Go through the listing below and gather every line with the word "icon".

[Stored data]
________________
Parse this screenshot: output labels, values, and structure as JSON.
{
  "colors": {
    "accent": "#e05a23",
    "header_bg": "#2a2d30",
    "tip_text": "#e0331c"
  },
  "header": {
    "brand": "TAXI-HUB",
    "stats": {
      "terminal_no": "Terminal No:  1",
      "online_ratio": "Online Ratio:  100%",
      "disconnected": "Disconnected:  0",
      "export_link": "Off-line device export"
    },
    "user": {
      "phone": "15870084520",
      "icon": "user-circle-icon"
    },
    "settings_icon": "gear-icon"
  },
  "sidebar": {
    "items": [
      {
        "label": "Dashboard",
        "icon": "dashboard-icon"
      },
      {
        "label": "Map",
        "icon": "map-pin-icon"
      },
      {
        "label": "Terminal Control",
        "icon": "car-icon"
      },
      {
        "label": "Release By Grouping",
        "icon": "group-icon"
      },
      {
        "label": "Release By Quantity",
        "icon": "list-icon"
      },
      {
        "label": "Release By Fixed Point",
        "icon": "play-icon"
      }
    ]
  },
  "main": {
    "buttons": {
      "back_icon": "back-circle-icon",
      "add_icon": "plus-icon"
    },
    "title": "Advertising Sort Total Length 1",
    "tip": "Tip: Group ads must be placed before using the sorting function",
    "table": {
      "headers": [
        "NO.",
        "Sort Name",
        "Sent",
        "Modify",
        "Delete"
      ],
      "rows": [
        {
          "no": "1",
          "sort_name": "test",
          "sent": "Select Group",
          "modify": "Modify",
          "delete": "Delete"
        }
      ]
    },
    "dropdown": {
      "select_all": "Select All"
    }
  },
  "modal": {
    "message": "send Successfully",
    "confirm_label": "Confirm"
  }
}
________________
__FINAL RESULT__.
      "icon": "user-circle-icon"
    "settings_icon": "gear-icon"
        "icon": "dashboard-icon"
        "icon": "map-pin-icon"
        "icon": "car-icon"
        "icon": "group-icon"
        "icon": "list-icon"
        "icon": "play-icon"
      "back_icon": "back-circle-icon",
      "add_icon": "plus-icon"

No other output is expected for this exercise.